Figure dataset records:
::::::::

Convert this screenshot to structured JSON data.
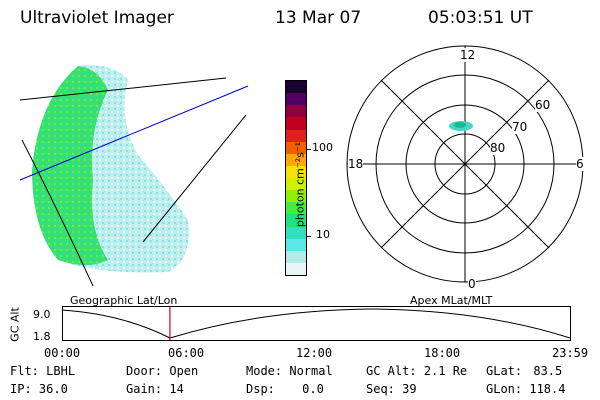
{
  "header": {
    "instrument": "Ultraviolet Imager",
    "date": "13 Mar 07",
    "time": "05:03:51 UT"
  },
  "colorbar": {
    "unit_label": "photon cm⁻²s⁻¹",
    "ticks": [
      "100",
      "10"
    ],
    "colors": [
      "#e6f6f6",
      "#b4ecec",
      "#5ce6e6",
      "#30e0c0",
      "#20e080",
      "#40ee40",
      "#90f000",
      "#d0f000",
      "#f8e000",
      "#ffa800",
      "#f06000",
      "#e02020",
      "#c00020",
      "#900040",
      "#500060",
      "#1a0030"
    ]
  },
  "polar": {
    "hour_labels": [
      "12",
      "18",
      "6",
      "0"
    ],
    "lat_labels": [
      "60",
      "70",
      "80"
    ]
  },
  "timeline": {
    "y_axis_label": "GC Alt",
    "y_ticks": [
      "9.0",
      "1.8"
    ],
    "left_caption": "Geographic Lat/Lon",
    "right_caption": "Apex MLat/MLT",
    "x_ticks": [
      "00:00",
      "06:00",
      "12:00",
      "18:00",
      "23:59"
    ],
    "current_time_fraction": 0.2109
  },
  "status": {
    "row1": [
      {
        "label": "Flt:",
        "value": "LBHL"
      },
      {
        "label": "Door:",
        "value": "Open"
      },
      {
        "label": "Mode:",
        "value": "Normal"
      },
      {
        "label": "GC Alt:",
        "value": "2.1 Re"
      },
      {
        "label": "GLat:",
        "value": "83.5"
      }
    ],
    "row2": [
      {
        "label": "IP:",
        "value": "36.0"
      },
      {
        "label": "Gain:",
        "value": "14"
      },
      {
        "label": "Dsp:",
        "value": "0.0"
      },
      {
        "label": "Seq:",
        "value": "39"
      },
      {
        "label": "GLon:",
        "value": "118.4"
      }
    ]
  },
  "colors": {
    "grid_line": "#0000cc",
    "marker": "#e00000"
  }
}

::::::::

Your objective
Omit the pictures. Transcribe every record exactly.

Full response
Convert this screenshot to structured JSON data.
{
  "header": {
    "instrument": "Ultraviolet Imager",
    "date": "13 Mar 07",
    "time": "05:03:51 UT"
  },
  "colorbar": {
    "unit_label": "photon cm⁻²s⁻¹",
    "ticks": [
      "100",
      "10"
    ],
    "colors": [
      "#e6f6f6",
      "#b4ecec",
      "#5ce6e6",
      "#30e0c0",
      "#20e080",
      "#40ee40",
      "#90f000",
      "#d0f000",
      "#f8e000",
      "#ffa800",
      "#f06000",
      "#e02020",
      "#c00020",
      "#900040",
      "#500060",
      "#1a0030"
    ]
  },
  "polar": {
    "hour_labels": [
      "12",
      "18",
      "6",
      "0"
    ],
    "lat_labels": [
      "60",
      "70",
      "80"
    ]
  },
  "timeline": {
    "y_axis_label": "GC Alt",
    "y_ticks": [
      "9.0",
      "1.8"
    ],
    "left_caption": "Geographic Lat/Lon",
    "right_caption": "Apex MLat/MLT",
    "x_ticks": [
      "00:00",
      "06:00",
      "12:00",
      "18:00",
      "23:59"
    ],
    "current_time_fraction": 0.2109
  },
  "status": {
    "row1": [
      {
        "label": "Flt:",
        "value": "LBHL"
      },
      {
        "label": "Door:",
        "value": "Open"
      },
      {
        "label": "Mode:",
        "value": "Normal"
      },
      {
        "label": "GC Alt:",
        "value": "2.1 Re"
      },
      {
        "label": "GLat:",
        "value": "83.5"
      }
    ],
    "row2": [
      {
        "label": "IP:",
        "value": "36.0"
      },
      {
        "label": "Gain:",
        "value": "14"
      },
      {
        "label": "Dsp:",
        "value": "0.0"
      },
      {
        "label": "Seq:",
        "value": "39"
      },
      {
        "label": "GLon:",
        "value": "118.4"
      }
    ]
  },
  "colors": {
    "grid_line": "#0000cc",
    "marker": "#e00000"
  }
}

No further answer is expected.